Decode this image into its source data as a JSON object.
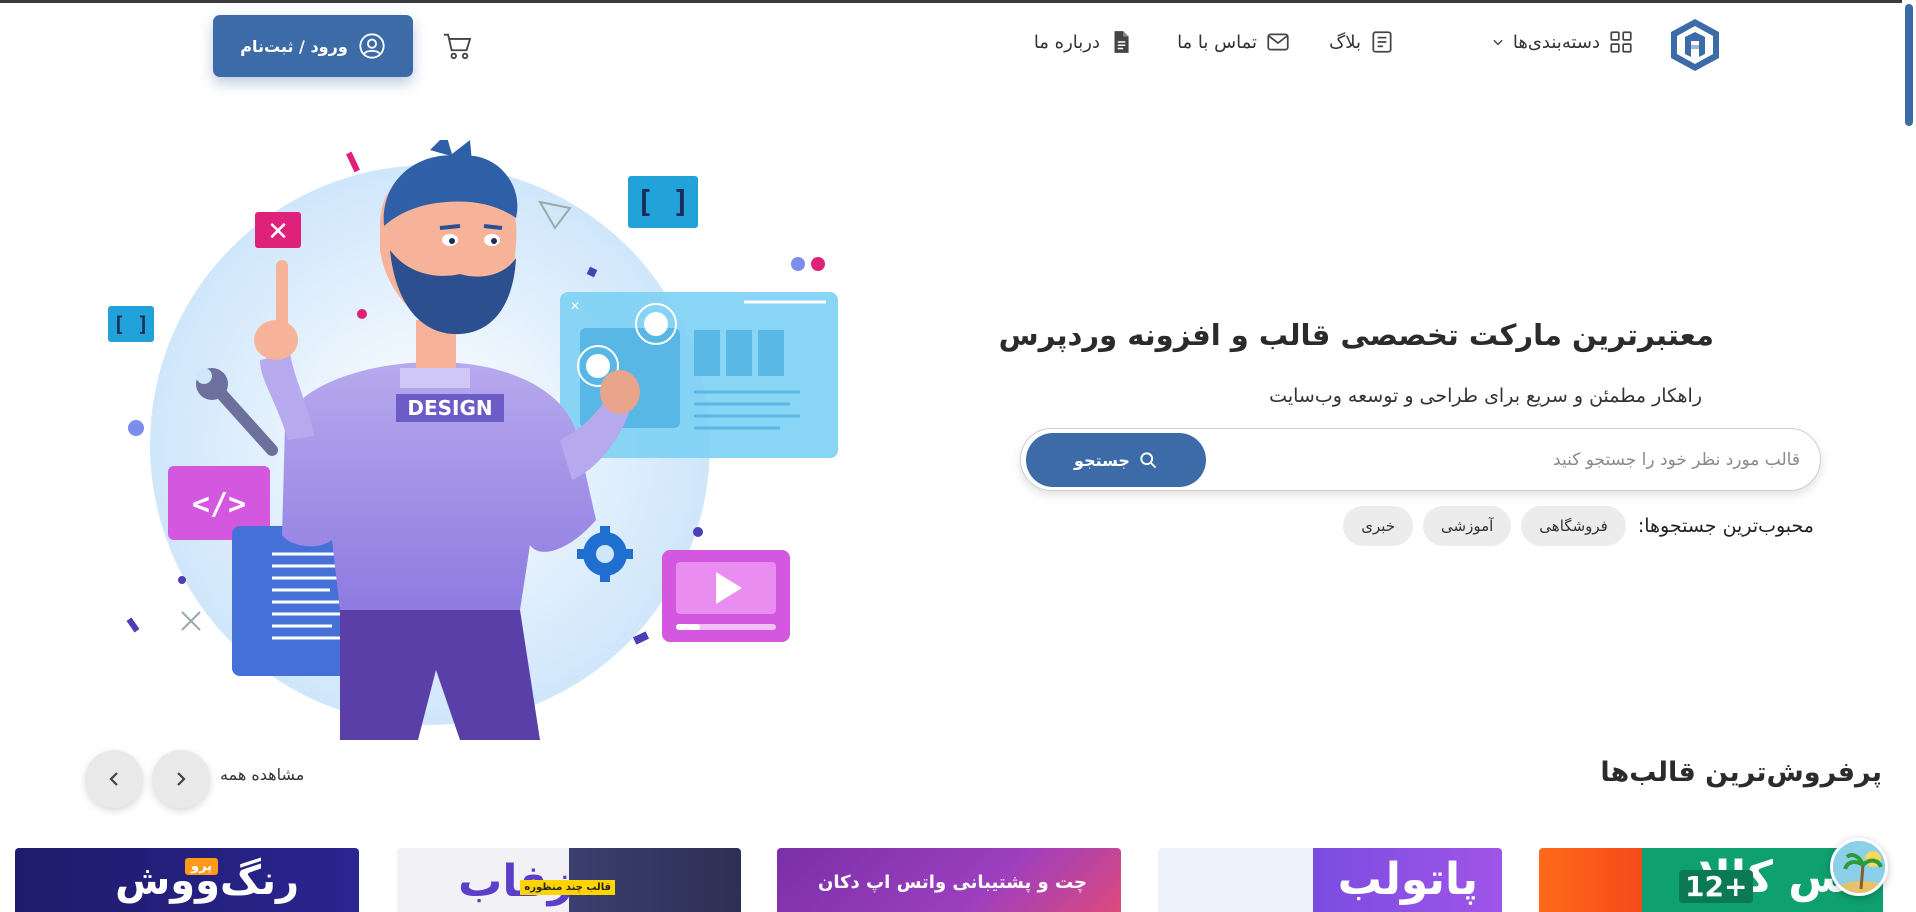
{
  "header": {
    "nav": {
      "categories": "دسته‌بندی‌ها",
      "blog": "بلاگ",
      "contact": "تماس با ما",
      "about": "درباره ما"
    },
    "login_label": "ورود / ثبت‌نام"
  },
  "hero": {
    "title": "معتبرترین مارکت تخصصی قالب و افزونه وردپرس",
    "subtitle": "راهکار مطمئن و سریع برای طراحی و توسعه وب‌سایت",
    "search": {
      "placeholder": "قالب مورد نظر خود را جستجو کنید",
      "button_label": "جستجو"
    },
    "popular": {
      "label": "محبوب‌ترین جستجوها:",
      "chips": [
        "فروشگاهی",
        "آموزشی",
        "خبری"
      ]
    },
    "illustration_text": "DESIGN"
  },
  "bestsellers": {
    "title": "پرفروش‌ترین قالب‌ها",
    "see_all": "مشاهده همه",
    "cards": [
      {
        "title": "س کالا",
        "badge": "+12"
      },
      {
        "title": "پاتولب"
      },
      {
        "title": "چت و پشتیبانی واتس اپ دکان"
      },
      {
        "title": "زفاب",
        "tag": "قالب چند منظوره"
      },
      {
        "title": "رنگ‌ووش",
        "badge": "پرو"
      }
    ]
  },
  "colors": {
    "primary": "#3d6ba7",
    "chip_bg": "#ececec",
    "text": "#2b2b2b"
  },
  "icons": [
    "logo-icon",
    "grid-icon",
    "chevron-down-icon",
    "document-icon",
    "mail-icon",
    "file-icon",
    "cart-icon",
    "user-circle-icon",
    "search-icon",
    "chevron-right-icon",
    "chevron-left-icon"
  ]
}
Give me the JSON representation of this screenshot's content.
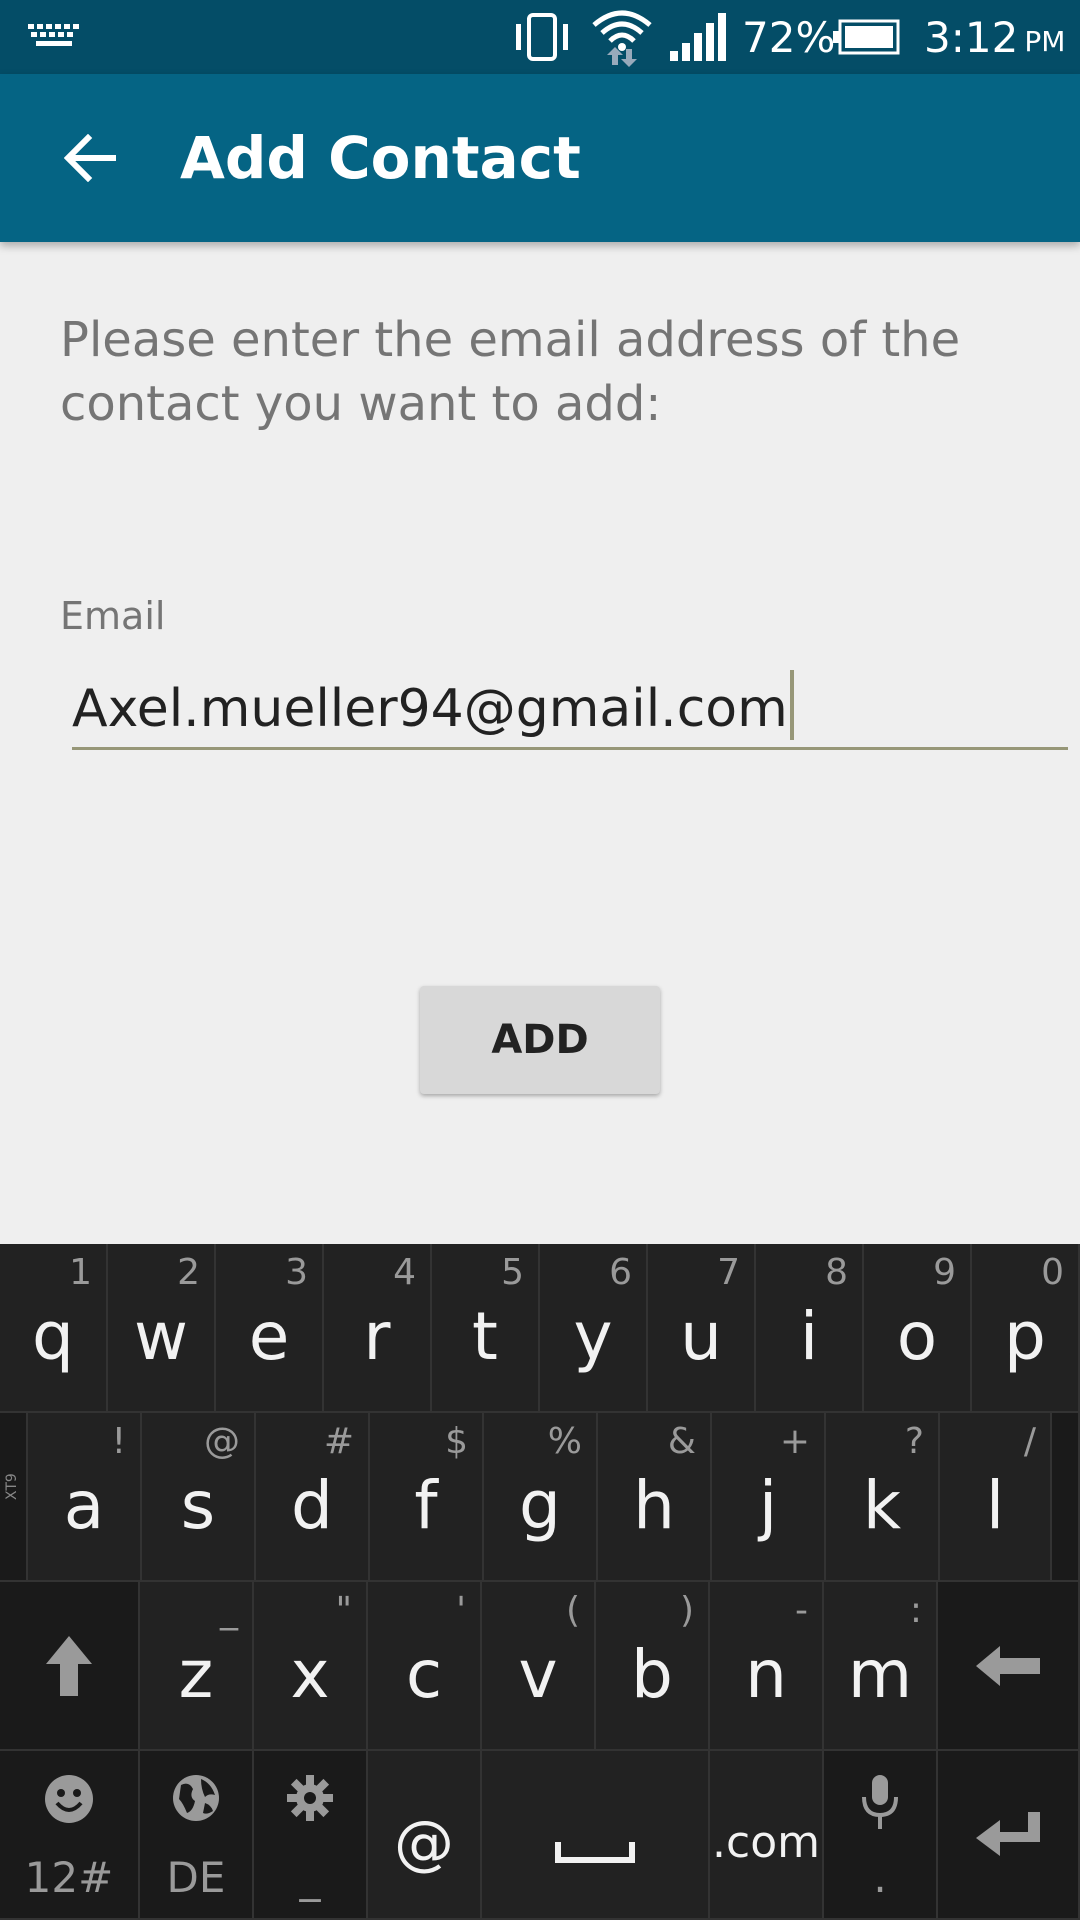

Directions for this task: Give every line back word for word and leave the pictures out.

Task answer:
Decode this image into its source data as a JSON object.
{
  "header": {
    "nav": {
      "categories": "دسته‌بندی‌ها",
      "blog": "بلاگ",
      "contact": "تماس با ما",
      "about": "درباره ما"
    },
    "login_label": "ورود / ثبت‌نام"
  },
  "hero": {
    "title": "معتبرترین مارکت تخصصی قالب و افزونه وردپرس",
    "subtitle": "راهکار مطمئن و سریع برای طراحی و توسعه وب‌سایت",
    "search": {
      "placeholder": "قالب مورد نظر خود را جستجو کنید",
      "button_label": "جستجو"
    },
    "popular": {
      "label": "محبوب‌ترین جستجوها:",
      "chips": [
        "فروشگاهی",
        "آموزشی",
        "خبری"
      ]
    },
    "illustration_text": "DESIGN"
  },
  "bestsellers": {
    "title": "پرفروش‌ترین قالب‌ها",
    "see_all": "مشاهده همه",
    "cards": [
      {
        "title": "س کالا",
        "badge": "+12"
      },
      {
        "title": "پاتولب"
      },
      {
        "title": "چت و پشتیبانی واتس اپ دکان"
      },
      {
        "title": "زفاب",
        "tag": "قالب چند منظوره"
      },
      {
        "title": "رنگ‌ووش",
        "badge": "پرو"
      }
    ]
  },
  "colors": {
    "primary": "#3d6ba7",
    "chip_bg": "#ececec",
    "text": "#2b2b2b"
  },
  "icons": [
    "logo-icon",
    "grid-icon",
    "chevron-down-icon",
    "document-icon",
    "mail-icon",
    "file-icon",
    "cart-icon",
    "user-circle-icon",
    "search-icon",
    "chevron-right-icon",
    "chevron-left-icon"
  ]
}
Give me the JSON representation of this screenshot's content.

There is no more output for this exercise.